WORK INSTRUCTIONS: Copy all lines in which the word "there" can be found.

[Data entries]
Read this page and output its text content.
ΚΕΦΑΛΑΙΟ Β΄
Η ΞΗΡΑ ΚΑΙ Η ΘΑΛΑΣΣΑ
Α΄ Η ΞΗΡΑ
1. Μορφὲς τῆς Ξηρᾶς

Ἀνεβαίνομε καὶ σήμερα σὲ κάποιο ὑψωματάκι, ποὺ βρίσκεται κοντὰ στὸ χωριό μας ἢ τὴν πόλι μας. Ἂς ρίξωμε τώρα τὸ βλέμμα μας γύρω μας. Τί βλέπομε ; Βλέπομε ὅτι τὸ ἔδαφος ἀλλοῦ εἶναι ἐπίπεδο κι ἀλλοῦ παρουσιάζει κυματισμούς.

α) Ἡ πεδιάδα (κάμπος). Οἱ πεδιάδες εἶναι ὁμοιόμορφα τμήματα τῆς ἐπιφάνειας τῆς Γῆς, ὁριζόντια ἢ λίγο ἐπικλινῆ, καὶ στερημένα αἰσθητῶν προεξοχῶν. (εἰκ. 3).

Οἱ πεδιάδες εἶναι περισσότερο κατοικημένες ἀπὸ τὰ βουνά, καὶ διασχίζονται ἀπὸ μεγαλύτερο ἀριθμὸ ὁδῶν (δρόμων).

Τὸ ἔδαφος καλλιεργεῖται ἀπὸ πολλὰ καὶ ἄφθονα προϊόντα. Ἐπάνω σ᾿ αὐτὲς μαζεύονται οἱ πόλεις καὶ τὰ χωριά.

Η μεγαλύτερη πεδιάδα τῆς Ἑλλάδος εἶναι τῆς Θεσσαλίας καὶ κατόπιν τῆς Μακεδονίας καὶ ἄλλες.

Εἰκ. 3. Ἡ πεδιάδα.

---

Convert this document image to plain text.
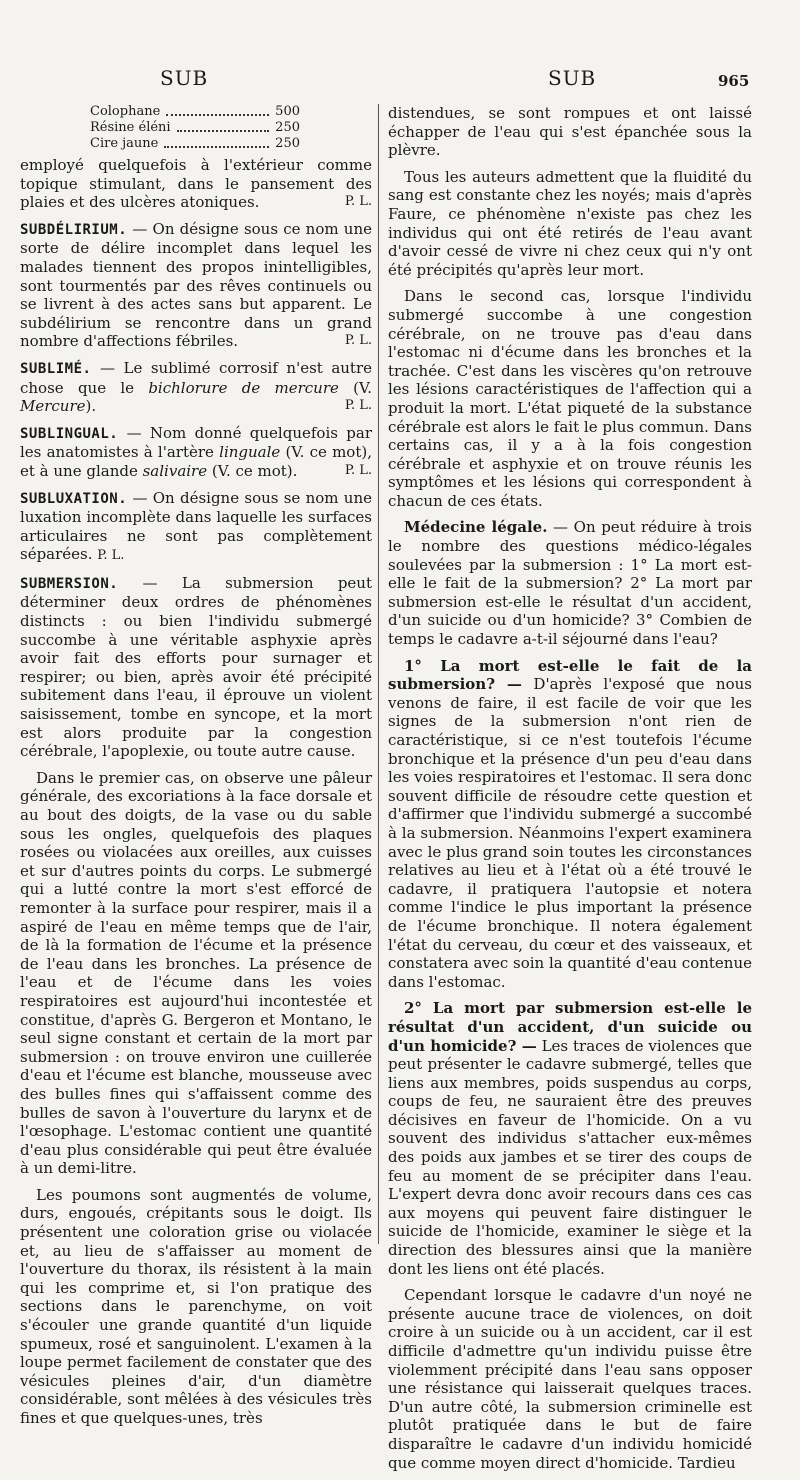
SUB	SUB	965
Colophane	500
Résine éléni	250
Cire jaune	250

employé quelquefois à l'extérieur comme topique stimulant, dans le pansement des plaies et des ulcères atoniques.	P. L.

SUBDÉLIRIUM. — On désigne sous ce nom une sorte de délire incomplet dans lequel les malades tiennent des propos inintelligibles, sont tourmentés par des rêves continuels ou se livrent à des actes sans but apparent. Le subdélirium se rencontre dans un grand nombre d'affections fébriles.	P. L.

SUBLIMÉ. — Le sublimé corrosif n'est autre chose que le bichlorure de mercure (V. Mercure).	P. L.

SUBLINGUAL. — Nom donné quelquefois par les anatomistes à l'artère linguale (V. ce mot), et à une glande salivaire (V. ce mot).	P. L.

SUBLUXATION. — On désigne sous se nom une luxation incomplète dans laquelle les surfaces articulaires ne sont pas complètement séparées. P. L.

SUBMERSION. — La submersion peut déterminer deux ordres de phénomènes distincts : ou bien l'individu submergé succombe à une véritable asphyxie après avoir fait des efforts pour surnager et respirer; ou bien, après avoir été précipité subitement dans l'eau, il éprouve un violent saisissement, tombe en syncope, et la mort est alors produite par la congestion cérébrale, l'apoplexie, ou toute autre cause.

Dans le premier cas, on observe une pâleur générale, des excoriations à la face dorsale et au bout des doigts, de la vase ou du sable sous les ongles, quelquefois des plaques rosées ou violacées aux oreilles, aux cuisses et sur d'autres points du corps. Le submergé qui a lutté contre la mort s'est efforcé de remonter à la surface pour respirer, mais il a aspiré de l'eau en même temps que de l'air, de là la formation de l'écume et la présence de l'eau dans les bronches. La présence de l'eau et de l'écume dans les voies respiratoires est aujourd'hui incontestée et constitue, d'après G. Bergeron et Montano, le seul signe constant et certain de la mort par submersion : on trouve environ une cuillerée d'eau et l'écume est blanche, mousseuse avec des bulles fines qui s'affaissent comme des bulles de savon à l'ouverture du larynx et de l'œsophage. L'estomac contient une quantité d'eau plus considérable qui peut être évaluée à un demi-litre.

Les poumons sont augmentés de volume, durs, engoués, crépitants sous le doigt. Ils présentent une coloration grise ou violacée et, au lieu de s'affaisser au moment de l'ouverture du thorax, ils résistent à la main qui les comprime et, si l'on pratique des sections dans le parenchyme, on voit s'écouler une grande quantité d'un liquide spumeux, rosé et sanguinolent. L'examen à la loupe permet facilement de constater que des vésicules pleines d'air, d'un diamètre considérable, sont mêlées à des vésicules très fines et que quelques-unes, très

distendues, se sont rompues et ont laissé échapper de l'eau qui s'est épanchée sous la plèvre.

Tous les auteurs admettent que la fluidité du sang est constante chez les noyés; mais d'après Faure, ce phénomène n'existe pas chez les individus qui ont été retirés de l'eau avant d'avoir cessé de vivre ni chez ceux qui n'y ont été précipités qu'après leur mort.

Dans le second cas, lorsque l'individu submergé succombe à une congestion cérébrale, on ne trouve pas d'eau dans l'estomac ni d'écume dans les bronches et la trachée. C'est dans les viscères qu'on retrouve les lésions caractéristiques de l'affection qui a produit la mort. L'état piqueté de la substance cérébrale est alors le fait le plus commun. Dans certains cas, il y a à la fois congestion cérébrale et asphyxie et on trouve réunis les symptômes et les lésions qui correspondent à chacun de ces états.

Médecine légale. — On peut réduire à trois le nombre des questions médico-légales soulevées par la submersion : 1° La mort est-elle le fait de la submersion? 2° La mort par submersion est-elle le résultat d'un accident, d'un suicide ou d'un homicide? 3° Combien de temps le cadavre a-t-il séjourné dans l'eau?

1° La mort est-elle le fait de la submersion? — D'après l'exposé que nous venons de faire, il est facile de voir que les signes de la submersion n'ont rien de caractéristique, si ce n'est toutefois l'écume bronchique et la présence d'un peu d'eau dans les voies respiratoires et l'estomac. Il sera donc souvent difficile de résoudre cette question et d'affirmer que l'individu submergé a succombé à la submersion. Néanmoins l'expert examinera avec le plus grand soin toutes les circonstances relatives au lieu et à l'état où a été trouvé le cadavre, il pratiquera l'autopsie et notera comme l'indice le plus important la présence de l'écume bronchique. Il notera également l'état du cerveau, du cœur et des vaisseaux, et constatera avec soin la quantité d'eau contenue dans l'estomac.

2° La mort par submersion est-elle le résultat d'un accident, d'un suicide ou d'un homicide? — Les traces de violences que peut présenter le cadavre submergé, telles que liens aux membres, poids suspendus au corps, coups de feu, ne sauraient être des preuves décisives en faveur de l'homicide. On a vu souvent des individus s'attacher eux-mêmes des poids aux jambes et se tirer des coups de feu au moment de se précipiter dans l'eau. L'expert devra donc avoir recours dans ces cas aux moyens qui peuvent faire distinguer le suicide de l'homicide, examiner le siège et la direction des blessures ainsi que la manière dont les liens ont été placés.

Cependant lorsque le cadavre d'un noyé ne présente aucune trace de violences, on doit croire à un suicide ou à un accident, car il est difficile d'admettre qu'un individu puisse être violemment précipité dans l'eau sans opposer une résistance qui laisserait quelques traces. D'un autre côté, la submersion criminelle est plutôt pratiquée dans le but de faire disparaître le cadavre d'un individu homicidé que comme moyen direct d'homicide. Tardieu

---

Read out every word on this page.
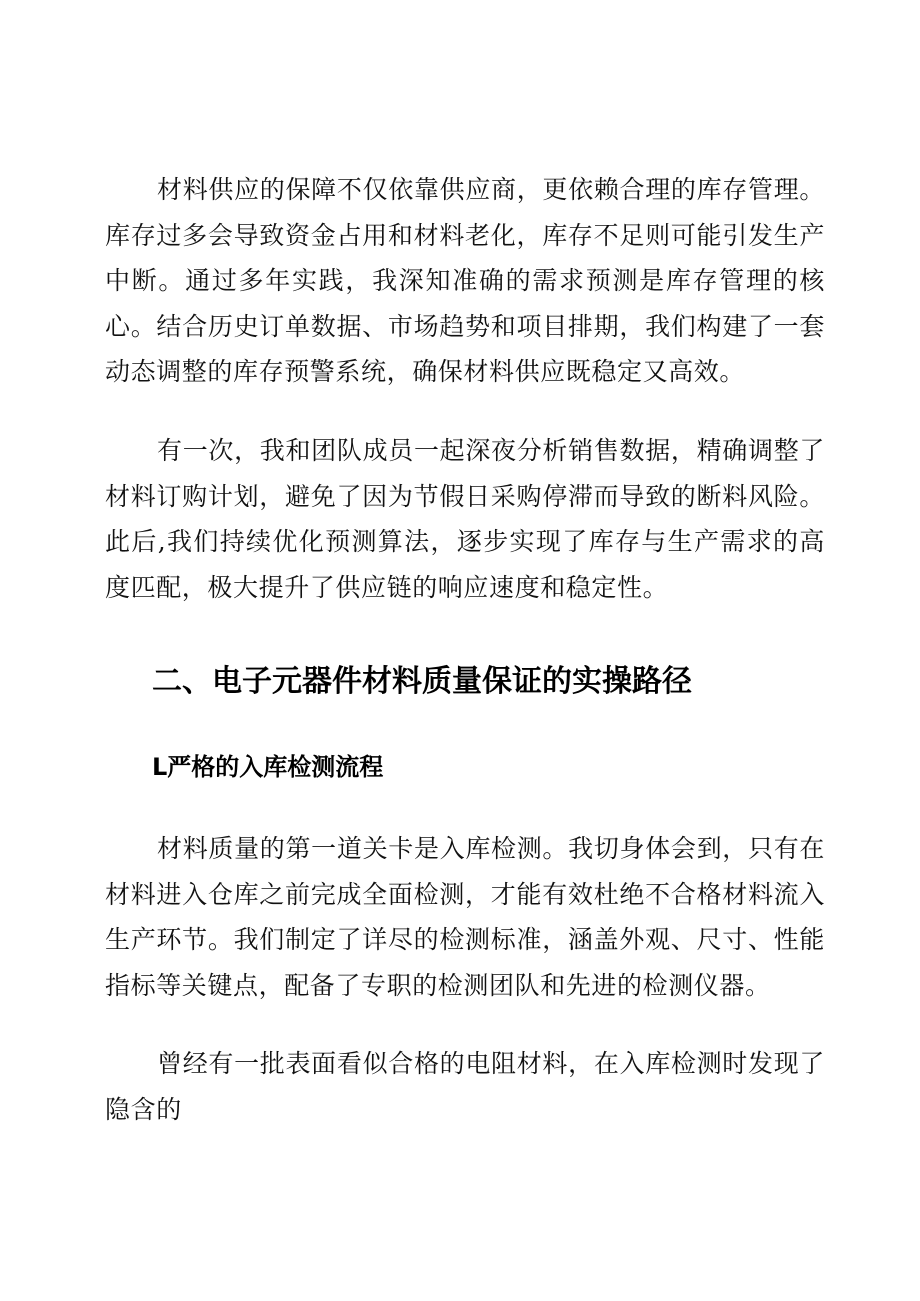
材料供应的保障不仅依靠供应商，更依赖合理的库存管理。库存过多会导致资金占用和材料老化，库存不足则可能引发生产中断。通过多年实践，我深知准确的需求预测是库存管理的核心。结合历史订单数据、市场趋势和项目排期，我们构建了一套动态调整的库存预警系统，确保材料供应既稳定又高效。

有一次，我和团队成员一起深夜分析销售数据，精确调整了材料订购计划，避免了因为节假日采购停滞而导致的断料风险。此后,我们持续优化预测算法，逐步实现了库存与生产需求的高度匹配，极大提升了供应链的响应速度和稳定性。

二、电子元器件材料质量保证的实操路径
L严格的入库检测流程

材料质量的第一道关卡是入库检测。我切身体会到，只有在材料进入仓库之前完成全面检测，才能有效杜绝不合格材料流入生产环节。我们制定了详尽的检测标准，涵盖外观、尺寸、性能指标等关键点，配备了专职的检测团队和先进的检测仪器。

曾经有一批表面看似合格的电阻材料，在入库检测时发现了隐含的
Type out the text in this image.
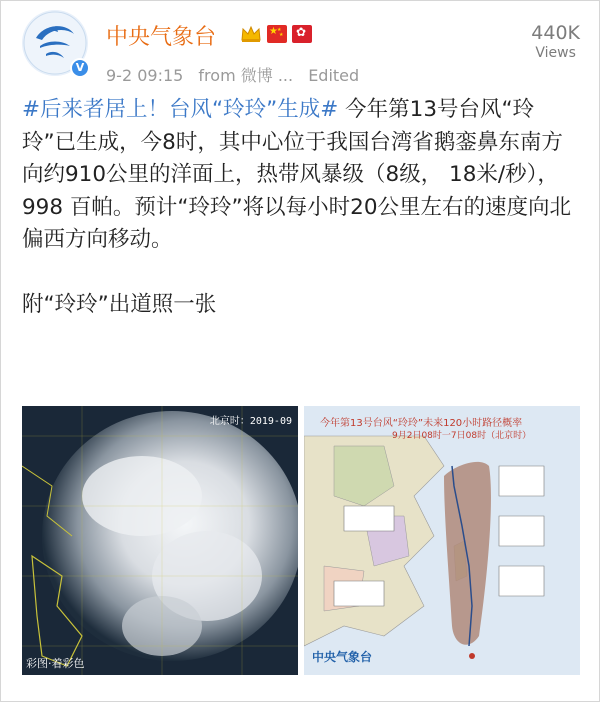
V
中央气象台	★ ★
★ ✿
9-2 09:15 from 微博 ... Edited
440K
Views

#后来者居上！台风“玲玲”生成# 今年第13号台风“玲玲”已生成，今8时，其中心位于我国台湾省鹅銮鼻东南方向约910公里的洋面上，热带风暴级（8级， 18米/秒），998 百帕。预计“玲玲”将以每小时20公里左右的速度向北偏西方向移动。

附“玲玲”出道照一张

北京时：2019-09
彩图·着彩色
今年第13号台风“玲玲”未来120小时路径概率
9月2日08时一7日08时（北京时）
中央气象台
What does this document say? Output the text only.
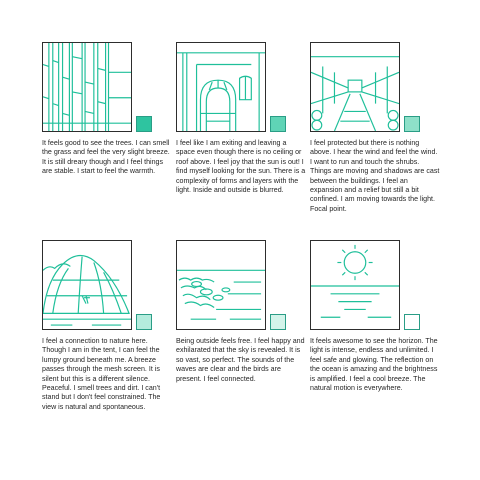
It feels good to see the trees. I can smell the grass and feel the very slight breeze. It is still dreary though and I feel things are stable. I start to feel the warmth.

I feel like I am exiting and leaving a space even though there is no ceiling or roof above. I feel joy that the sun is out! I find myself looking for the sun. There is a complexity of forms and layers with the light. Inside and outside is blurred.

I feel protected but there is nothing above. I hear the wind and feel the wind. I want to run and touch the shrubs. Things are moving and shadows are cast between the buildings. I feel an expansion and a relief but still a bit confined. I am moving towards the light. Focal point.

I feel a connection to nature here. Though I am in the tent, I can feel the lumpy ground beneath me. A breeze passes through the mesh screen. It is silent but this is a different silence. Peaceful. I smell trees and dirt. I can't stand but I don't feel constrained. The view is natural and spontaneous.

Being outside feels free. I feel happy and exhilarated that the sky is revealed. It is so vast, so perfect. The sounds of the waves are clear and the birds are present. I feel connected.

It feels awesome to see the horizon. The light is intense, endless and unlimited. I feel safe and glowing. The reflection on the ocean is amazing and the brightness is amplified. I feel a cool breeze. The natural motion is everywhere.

OUTPUT FOR THIS TASK:
I feel like I am exiting and leaving a space even though there is no ceiling or roof above. I feel joy that the sun is out! I find myself looking for the sun. There is a complexity of forms and layers with the light. Inside and outside is blurred.
I feel protected but there is nothing above. I hear the wind and feel the wind. I want to run and touch the shrubs. Things are moving and shadows are cast between the buildings. I feel an expansion and a relief but still a bit confined. I am moving towards the light. Focal point.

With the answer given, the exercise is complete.